▸ **Request**
Type out the data exactly as given. Skip any image.

▸ **Working data**
<<<<

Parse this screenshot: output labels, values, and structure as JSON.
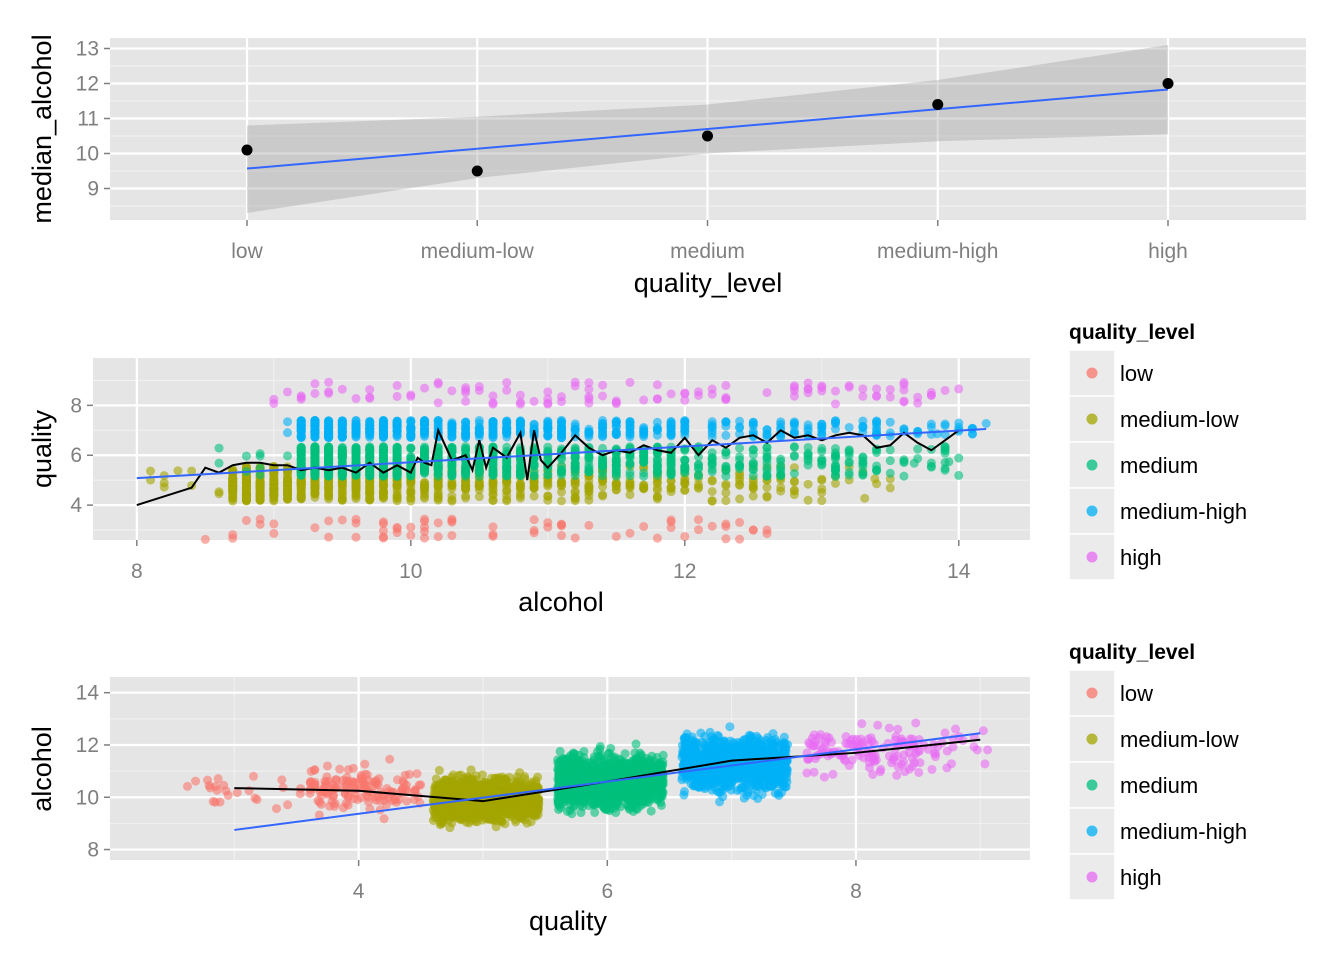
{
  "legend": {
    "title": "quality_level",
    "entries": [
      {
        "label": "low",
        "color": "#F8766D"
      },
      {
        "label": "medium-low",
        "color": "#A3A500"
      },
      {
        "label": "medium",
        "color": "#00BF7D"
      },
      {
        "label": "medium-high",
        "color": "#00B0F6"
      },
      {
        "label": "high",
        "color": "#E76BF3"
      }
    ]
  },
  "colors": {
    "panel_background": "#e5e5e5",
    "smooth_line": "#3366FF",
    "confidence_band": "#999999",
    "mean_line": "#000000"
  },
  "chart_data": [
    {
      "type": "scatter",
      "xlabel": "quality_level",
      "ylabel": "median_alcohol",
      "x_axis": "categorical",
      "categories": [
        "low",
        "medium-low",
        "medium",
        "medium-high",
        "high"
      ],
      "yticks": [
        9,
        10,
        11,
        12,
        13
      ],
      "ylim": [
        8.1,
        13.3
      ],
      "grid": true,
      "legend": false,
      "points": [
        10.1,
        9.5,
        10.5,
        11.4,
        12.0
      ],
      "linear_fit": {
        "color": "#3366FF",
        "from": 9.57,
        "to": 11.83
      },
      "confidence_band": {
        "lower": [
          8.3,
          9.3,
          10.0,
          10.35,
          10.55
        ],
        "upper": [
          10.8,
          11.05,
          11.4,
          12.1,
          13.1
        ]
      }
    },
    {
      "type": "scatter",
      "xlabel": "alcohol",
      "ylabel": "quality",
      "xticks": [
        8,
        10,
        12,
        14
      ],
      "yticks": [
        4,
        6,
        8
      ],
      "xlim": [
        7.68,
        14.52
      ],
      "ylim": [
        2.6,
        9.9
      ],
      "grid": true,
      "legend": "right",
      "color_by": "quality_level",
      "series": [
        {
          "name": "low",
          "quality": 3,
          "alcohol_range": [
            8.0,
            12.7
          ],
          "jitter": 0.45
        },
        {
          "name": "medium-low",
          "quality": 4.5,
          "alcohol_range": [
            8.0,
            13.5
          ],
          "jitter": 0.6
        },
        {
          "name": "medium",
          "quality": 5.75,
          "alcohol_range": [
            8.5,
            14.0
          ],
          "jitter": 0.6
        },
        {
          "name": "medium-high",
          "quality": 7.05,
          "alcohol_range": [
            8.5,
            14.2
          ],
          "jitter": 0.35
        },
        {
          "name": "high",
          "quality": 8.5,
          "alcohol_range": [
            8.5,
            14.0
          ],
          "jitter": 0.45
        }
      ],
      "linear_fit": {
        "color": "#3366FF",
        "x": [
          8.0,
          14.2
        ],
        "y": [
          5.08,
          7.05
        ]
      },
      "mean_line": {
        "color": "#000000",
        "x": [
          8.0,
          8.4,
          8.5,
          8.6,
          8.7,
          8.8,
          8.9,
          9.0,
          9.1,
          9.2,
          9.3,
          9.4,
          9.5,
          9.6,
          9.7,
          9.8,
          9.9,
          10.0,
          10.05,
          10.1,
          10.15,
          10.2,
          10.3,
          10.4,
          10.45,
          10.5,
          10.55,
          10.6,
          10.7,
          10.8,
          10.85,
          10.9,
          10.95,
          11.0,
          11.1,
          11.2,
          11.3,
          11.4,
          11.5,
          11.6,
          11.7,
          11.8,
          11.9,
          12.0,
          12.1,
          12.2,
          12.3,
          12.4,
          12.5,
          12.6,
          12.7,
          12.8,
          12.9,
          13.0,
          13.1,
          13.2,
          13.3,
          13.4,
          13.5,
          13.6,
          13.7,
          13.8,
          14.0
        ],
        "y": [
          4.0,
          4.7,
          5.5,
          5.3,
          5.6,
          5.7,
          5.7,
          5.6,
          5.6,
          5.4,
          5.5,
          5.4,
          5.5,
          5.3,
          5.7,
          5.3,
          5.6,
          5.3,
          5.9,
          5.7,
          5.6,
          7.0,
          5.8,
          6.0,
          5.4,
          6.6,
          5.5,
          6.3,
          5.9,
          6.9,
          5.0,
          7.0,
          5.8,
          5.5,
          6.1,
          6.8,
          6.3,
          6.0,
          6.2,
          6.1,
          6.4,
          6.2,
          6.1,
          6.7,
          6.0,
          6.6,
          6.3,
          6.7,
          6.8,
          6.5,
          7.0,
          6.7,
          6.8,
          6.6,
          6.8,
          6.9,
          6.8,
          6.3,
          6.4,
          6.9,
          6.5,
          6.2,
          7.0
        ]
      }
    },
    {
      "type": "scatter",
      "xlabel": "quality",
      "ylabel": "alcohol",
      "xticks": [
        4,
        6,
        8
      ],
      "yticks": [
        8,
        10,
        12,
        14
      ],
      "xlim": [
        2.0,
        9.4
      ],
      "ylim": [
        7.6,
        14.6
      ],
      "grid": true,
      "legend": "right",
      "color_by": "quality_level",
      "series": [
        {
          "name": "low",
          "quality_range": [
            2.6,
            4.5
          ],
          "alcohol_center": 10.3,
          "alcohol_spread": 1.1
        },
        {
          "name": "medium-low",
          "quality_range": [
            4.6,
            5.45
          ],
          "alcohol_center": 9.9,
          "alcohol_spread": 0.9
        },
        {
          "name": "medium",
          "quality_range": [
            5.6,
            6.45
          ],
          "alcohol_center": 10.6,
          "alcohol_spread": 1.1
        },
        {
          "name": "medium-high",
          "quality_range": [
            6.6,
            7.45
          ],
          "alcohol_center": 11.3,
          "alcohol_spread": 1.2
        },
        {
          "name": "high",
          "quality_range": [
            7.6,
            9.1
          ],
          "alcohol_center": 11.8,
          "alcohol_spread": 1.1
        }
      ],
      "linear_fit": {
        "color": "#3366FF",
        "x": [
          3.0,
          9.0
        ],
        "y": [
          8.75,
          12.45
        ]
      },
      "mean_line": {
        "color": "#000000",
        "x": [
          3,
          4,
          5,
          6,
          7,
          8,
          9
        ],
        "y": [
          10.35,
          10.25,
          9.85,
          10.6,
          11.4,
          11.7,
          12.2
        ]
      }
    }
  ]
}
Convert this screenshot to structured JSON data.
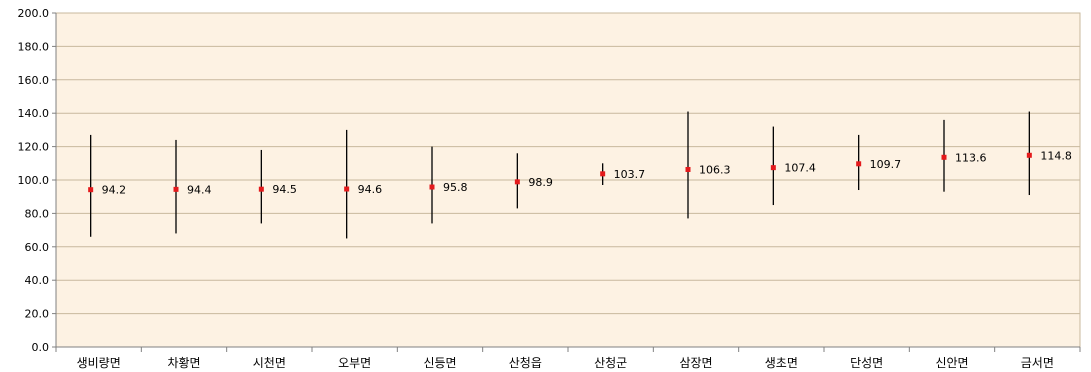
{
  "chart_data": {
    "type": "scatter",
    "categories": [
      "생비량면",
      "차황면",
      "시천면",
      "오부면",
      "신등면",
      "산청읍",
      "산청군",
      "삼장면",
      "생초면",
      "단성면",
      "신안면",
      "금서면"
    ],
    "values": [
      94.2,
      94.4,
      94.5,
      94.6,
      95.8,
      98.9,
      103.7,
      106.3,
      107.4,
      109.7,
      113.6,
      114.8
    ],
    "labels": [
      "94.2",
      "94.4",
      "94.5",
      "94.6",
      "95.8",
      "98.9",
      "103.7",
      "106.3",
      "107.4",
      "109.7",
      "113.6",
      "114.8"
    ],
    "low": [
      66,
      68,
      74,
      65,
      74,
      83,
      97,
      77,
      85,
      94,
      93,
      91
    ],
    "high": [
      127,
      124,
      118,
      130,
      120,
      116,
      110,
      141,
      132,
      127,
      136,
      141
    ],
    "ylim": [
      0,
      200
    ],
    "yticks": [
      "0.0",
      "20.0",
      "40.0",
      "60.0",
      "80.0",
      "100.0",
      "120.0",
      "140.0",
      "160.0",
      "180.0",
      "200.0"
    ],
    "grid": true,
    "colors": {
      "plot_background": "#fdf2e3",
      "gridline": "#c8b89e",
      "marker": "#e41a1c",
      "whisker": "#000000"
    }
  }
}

>>>>

▸ **Written solution**
Parse this screenshot: output labels, values, and structure as JSON.
{
  "legend": {
    "title": "quality_level",
    "entries": [
      {
        "label": "low",
        "color": "#F8766D"
      },
      {
        "label": "medium-low",
        "color": "#A3A500"
      },
      {
        "label": "medium",
        "color": "#00BF7D"
      },
      {
        "label": "medium-high",
        "color": "#00B0F6"
      },
      {
        "label": "high",
        "color": "#E76BF3"
      }
    ]
  },
  "colors": {
    "panel_background": "#e5e5e5",
    "smooth_line": "#3366FF",
    "confidence_band": "#999999",
    "mean_line": "#000000"
  },
  "chart_data": [
    {
      "type": "scatter",
      "xlabel": "quality_level",
      "ylabel": "median_alcohol",
      "x_axis": "categorical",
      "categories": [
        "low",
        "medium-low",
        "medium",
        "medium-high",
        "high"
      ],
      "yticks": [
        9,
        10,
        11,
        12,
        13
      ],
      "ylim": [
        8.1,
        13.3
      ],
      "grid": true,
      "legend": false,
      "points": [
        10.1,
        9.5,
        10.5,
        11.4,
        12.0
      ],
      "linear_fit": {
        "color": "#3366FF",
        "from": 9.57,
        "to": 11.83
      },
      "confidence_band": {
        "lower": [
          8.3,
          9.3,
          10.0,
          10.35,
          10.55
        ],
        "upper": [
          10.8,
          11.05,
          11.4,
          12.1,
          13.1
        ]
      }
    },
    {
      "type": "scatter",
      "xlabel": "alcohol",
      "ylabel": "quality",
      "xticks": [
        8,
        10,
        12,
        14
      ],
      "yticks": [
        4,
        6,
        8
      ],
      "xlim": [
        7.68,
        14.52
      ],
      "ylim": [
        2.6,
        9.9
      ],
      "grid": true,
      "legend": "right",
      "color_by": "quality_level",
      "series": [
        {
          "name": "low",
          "quality": 3,
          "alcohol_range": [
            8.0,
            12.7
          ],
          "jitter": 0.45
        },
        {
          "name": "medium-low",
          "quality": 4.5,
          "alcohol_range": [
            8.0,
            13.5
          ],
          "jitter": 0.6
        },
        {
          "name": "medium",
          "quality": 5.75,
          "alcohol_range": [
            8.5,
            14.0
          ],
          "jitter": 0.6
        },
        {
          "name": "medium-high",
          "quality": 7.05,
          "alcohol_range": [
            8.5,
            14.2
          ],
          "jitter": 0.35
        },
        {
          "name": "high",
          "quality": 8.5,
          "alcohol_range": [
            8.5,
            14.0
          ],
          "jitter": 0.45
        }
      ],
      "linear_fit": {
        "color": "#3366FF",
        "x": [
          8.0,
          14.2
        ],
        "y": [
          5.08,
          7.05
        ]
      },
      "mean_line": {
        "color": "#000000",
        "x": [
          8.0,
          8.4,
          8.5,
          8.6,
          8.7,
          8.8,
          8.9,
          9.0,
          9.1,
          9.2,
          9.3,
          9.4,
          9.5,
          9.6,
          9.7,
          9.8,
          9.9,
          10.0,
          10.05,
          10.1,
          10.15,
          10.2,
          10.3,
          10.4,
          10.45,
          10.5,
          10.55,
          10.6,
          10.7,
          10.8,
          10.85,
          10.9,
          10.95,
          11.0,
          11.1,
          11.2,
          11.3,
          11.4,
          11.5,
          11.6,
          11.7,
          11.8,
          11.9,
          12.0,
          12.1,
          12.2,
          12.3,
          12.4,
          12.5,
          12.6,
          12.7,
          12.8,
          12.9,
          13.0,
          13.1,
          13.2,
          13.3,
          13.4,
          13.5,
          13.6,
          13.7,
          13.8,
          14.0
        ],
        "y": [
          4.0,
          4.7,
          5.5,
          5.3,
          5.6,
          5.7,
          5.7,
          5.6,
          5.6,
          5.4,
          5.5,
          5.4,
          5.5,
          5.3,
          5.7,
          5.3,
          5.6,
          5.3,
          5.9,
          5.7,
          5.6,
          7.0,
          5.8,
          6.0,
          5.4,
          6.6,
          5.5,
          6.3,
          5.9,
          6.9,
          5.0,
          7.0,
          5.8,
          5.5,
          6.1,
          6.8,
          6.3,
          6.0,
          6.2,
          6.1,
          6.4,
          6.2,
          6.1,
          6.7,
          6.0,
          6.6,
          6.3,
          6.7,
          6.8,
          6.5,
          7.0,
          6.7,
          6.8,
          6.6,
          6.8,
          6.9,
          6.8,
          6.3,
          6.4,
          6.9,
          6.5,
          6.2,
          7.0
        ]
      }
    },
    {
      "type": "scatter",
      "xlabel": "quality",
      "ylabel": "alcohol",
      "xticks": [
        4,
        6,
        8
      ],
      "yticks": [
        8,
        10,
        12,
        14
      ],
      "xlim": [
        2.0,
        9.4
      ],
      "ylim": [
        7.6,
        14.6
      ],
      "grid": true,
      "legend": "right",
      "color_by": "quality_level",
      "series": [
        {
          "name": "low",
          "quality_range": [
            2.6,
            4.5
          ],
          "alcohol_center": 10.3,
          "alcohol_spread": 1.1
        },
        {
          "name": "medium-low",
          "quality_range": [
            4.6,
            5.45
          ],
          "alcohol_center": 9.9,
          "alcohol_spread": 0.9
        },
        {
          "name": "medium",
          "quality_range": [
            5.6,
            6.45
          ],
          "alcohol_center": 10.6,
          "alcohol_spread": 1.1
        },
        {
          "name": "medium-high",
          "quality_range": [
            6.6,
            7.45
          ],
          "alcohol_center": 11.3,
          "alcohol_spread": 1.2
        },
        {
          "name": "high",
          "quality_range": [
            7.6,
            9.1
          ],
          "alcohol_center": 11.8,
          "alcohol_spread": 1.1
        }
      ],
      "linear_fit": {
        "color": "#3366FF",
        "x": [
          3.0,
          9.0
        ],
        "y": [
          8.75,
          12.45
        ]
      },
      "mean_line": {
        "color": "#000000",
        "x": [
          3,
          4,
          5,
          6,
          7,
          8,
          9
        ],
        "y": [
          10.35,
          10.25,
          9.85,
          10.6,
          11.4,
          11.7,
          12.2
        ]
      }
    }
  ]
}
Convert this screenshot to structured JSON data.
{
  "chart_data": {
    "type": "scatter",
    "categories": [
      "생비량면",
      "차황면",
      "시천면",
      "오부면",
      "신등면",
      "산청읍",
      "산청군",
      "삼장면",
      "생초면",
      "단성면",
      "신안면",
      "금서면"
    ],
    "values": [
      94.2,
      94.4,
      94.5,
      94.6,
      95.8,
      98.9,
      103.7,
      106.3,
      107.4,
      109.7,
      113.6,
      114.8
    ],
    "labels": [
      "94.2",
      "94.4",
      "94.5",
      "94.6",
      "95.8",
      "98.9",
      "103.7",
      "106.3",
      "107.4",
      "109.7",
      "113.6",
      "114.8"
    ],
    "low": [
      66,
      68,
      74,
      65,
      74,
      83,
      97,
      77,
      85,
      94,
      93,
      91
    ],
    "high": [
      127,
      124,
      118,
      130,
      120,
      116,
      110,
      141,
      132,
      127,
      136,
      141
    ],
    "ylim": [
      0,
      200
    ],
    "yticks": [
      "0.0",
      "20.0",
      "40.0",
      "60.0",
      "80.0",
      "100.0",
      "120.0",
      "140.0",
      "160.0",
      "180.0",
      "200.0"
    ],
    "grid": true,
    "colors": {
      "plot_background": "#fdf2e3",
      "gridline": "#c8b89e",
      "marker": "#e41a1c",
      "whisker": "#000000"
    }
  }
}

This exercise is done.